• Task prompt:
Write the data below out exactly as it stands. Do not include the pictures.

• Data supplied:
##############################

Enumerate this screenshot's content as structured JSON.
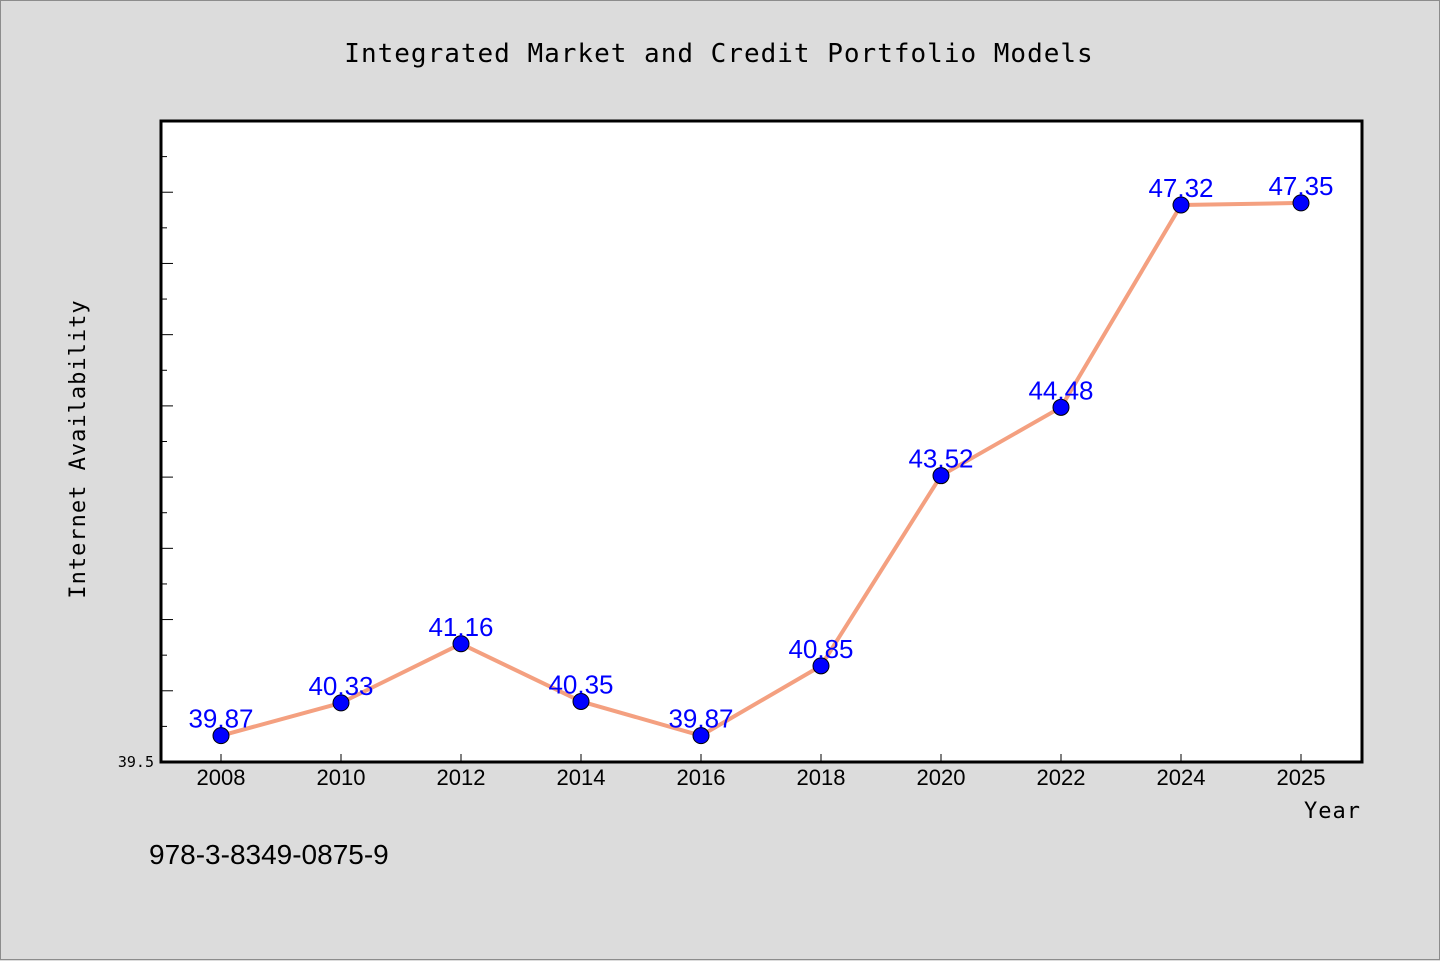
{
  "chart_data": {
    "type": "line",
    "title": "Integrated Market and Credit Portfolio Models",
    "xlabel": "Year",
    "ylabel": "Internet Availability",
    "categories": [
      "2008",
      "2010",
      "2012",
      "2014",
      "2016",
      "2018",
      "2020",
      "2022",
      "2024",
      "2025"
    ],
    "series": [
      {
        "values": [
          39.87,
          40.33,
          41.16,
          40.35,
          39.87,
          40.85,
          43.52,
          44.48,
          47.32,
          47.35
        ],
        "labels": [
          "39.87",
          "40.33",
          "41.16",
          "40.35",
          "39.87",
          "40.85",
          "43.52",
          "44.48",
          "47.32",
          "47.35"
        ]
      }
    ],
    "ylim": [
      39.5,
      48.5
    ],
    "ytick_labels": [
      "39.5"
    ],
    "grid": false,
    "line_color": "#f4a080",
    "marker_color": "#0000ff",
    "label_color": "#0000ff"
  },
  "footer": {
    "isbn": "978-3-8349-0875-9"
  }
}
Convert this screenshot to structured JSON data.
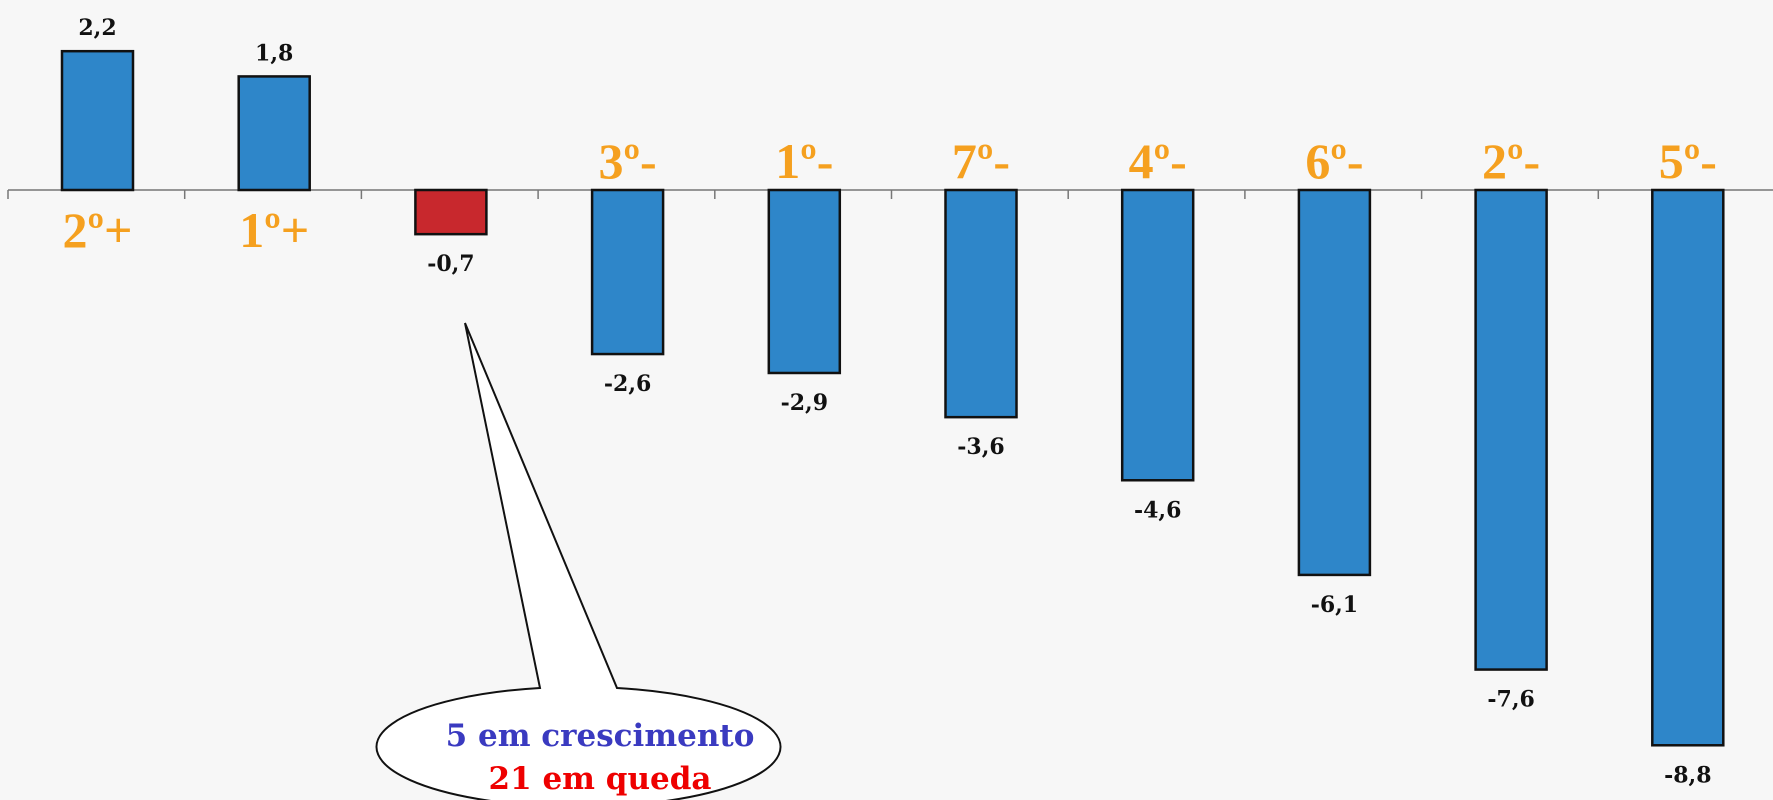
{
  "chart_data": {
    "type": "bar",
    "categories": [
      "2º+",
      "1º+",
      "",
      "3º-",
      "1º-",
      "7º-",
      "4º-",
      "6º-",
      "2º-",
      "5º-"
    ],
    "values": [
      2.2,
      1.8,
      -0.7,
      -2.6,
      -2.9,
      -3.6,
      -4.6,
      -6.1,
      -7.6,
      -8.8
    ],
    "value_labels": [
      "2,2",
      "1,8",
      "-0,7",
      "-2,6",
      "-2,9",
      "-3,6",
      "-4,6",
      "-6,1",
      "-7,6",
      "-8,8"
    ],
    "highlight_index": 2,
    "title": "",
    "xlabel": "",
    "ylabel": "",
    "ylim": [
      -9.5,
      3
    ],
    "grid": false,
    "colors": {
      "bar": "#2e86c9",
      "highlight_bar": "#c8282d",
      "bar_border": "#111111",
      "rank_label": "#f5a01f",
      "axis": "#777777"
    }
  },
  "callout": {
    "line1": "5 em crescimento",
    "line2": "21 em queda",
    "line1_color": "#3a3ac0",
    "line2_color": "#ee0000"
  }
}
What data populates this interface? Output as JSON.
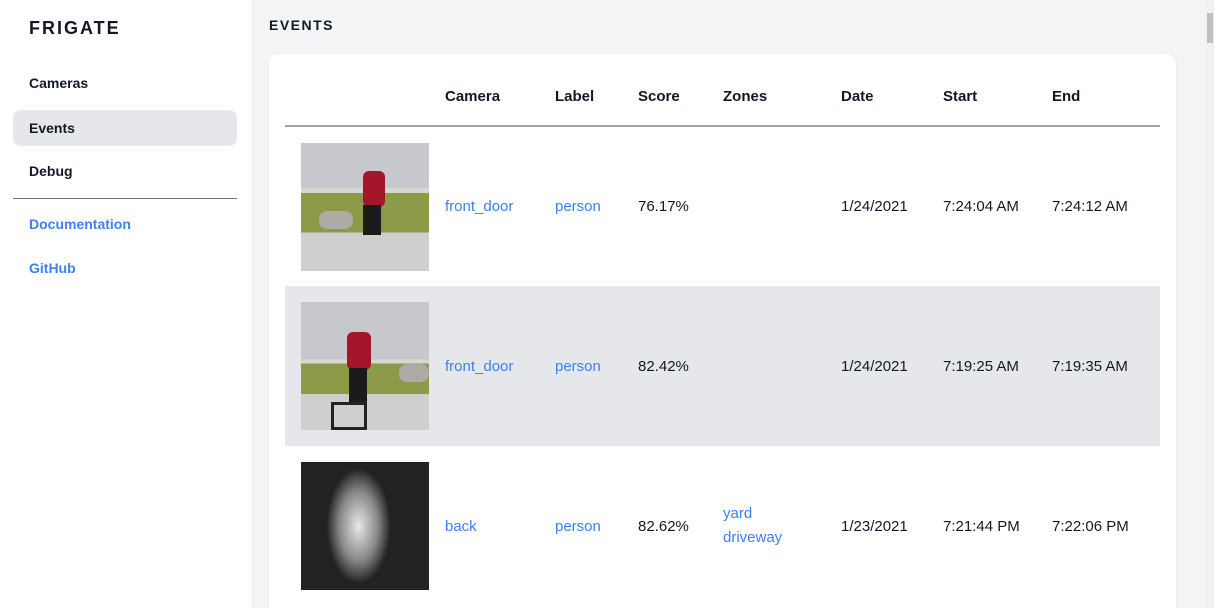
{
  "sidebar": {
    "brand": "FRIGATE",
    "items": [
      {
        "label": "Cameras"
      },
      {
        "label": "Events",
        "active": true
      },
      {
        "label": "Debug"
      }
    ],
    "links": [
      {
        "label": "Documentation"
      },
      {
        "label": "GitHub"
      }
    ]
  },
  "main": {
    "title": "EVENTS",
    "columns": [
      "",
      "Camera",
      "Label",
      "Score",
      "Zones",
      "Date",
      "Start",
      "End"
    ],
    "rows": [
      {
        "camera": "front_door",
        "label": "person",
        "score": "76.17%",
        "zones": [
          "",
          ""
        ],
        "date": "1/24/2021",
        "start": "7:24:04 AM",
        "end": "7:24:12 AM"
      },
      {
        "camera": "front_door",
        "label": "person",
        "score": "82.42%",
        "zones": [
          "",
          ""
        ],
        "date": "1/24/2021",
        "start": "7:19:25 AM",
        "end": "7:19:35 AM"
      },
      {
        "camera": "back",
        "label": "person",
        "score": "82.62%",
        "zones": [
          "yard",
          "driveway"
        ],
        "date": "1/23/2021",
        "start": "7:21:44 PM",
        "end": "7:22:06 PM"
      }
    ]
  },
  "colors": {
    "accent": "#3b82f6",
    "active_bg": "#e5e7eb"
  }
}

##############################

• Result of this exercise:
Enumerate this screenshot's content as structured JSON.
{
  "chart_data": {
    "type": "line",
    "title": "Integrated Market and Credit Portfolio Models",
    "xlabel": "Year",
    "ylabel": "Internet Availability",
    "categories": [
      "2008",
      "2010",
      "2012",
      "2014",
      "2016",
      "2018",
      "2020",
      "2022",
      "2024",
      "2025"
    ],
    "series": [
      {
        "values": [
          39.87,
          40.33,
          41.16,
          40.35,
          39.87,
          40.85,
          43.52,
          44.48,
          47.32,
          47.35
        ],
        "labels": [
          "39.87",
          "40.33",
          "41.16",
          "40.35",
          "39.87",
          "40.85",
          "43.52",
          "44.48",
          "47.32",
          "47.35"
        ]
      }
    ],
    "ylim": [
      39.5,
      48.5
    ],
    "ytick_labels": [
      "39.5"
    ],
    "grid": false,
    "line_color": "#f4a080",
    "marker_color": "#0000ff",
    "label_color": "#0000ff"
  },
  "footer": {
    "isbn": "978-3-8349-0875-9"
  }
}
Convert this screenshot to structured JSON data.
{
  "chart_data": {
    "type": "bar",
    "categories": [
      "2º+",
      "1º+",
      "",
      "3º-",
      "1º-",
      "7º-",
      "4º-",
      "6º-",
      "2º-",
      "5º-"
    ],
    "values": [
      2.2,
      1.8,
      -0.7,
      -2.6,
      -2.9,
      -3.6,
      -4.6,
      -6.1,
      -7.6,
      -8.8
    ],
    "value_labels": [
      "2,2",
      "1,8",
      "-0,7",
      "-2,6",
      "-2,9",
      "-3,6",
      "-4,6",
      "-6,1",
      "-7,6",
      "-8,8"
    ],
    "highlight_index": 2,
    "title": "",
    "xlabel": "",
    "ylabel": "",
    "ylim": [
      -9.5,
      3
    ],
    "grid": false,
    "colors": {
      "bar": "#2e86c9",
      "highlight_bar": "#c8282d",
      "bar_border": "#111111",
      "rank_label": "#f5a01f",
      "axis": "#777777"
    }
  },
  "callout": {
    "line1": "5 em crescimento",
    "line2": "21 em queda",
    "line1_color": "#3a3ac0",
    "line2_color": "#ee0000"
  }
}
What data populates this interface? Output as JSON.
{
  "sidebar": {
    "brand": "FRIGATE",
    "items": [
      {
        "label": "Cameras"
      },
      {
        "label": "Events",
        "active": true
      },
      {
        "label": "Debug"
      }
    ],
    "links": [
      {
        "label": "Documentation"
      },
      {
        "label": "GitHub"
      }
    ]
  },
  "main": {
    "title": "EVENTS",
    "columns": [
      "",
      "Camera",
      "Label",
      "Score",
      "Zones",
      "Date",
      "Start",
      "End"
    ],
    "rows": [
      {
        "camera": "front_door",
        "label": "person",
        "score": "76.17%",
        "zones": [
          "",
          ""
        ],
        "date": "1/24/2021",
        "start": "7:24:04 AM",
        "end": "7:24:12 AM"
      },
      {
        "camera": "front_door",
        "label": "person",
        "score": "82.42%",
        "zones": [
          "",
          ""
        ],
        "date": "1/24/2021",
        "start": "7:19:25 AM",
        "end": "7:19:35 AM"
      },
      {
        "camera": "back",
        "label": "person",
        "score": "82.62%",
        "zones": [
          "yard",
          "driveway"
        ],
        "date": "1/23/2021",
        "start": "7:21:44 PM",
        "end": "7:22:06 PM"
      }
    ]
  },
  "colors": {
    "accent": "#3b82f6",
    "active_bg": "#e5e7eb"
  }
}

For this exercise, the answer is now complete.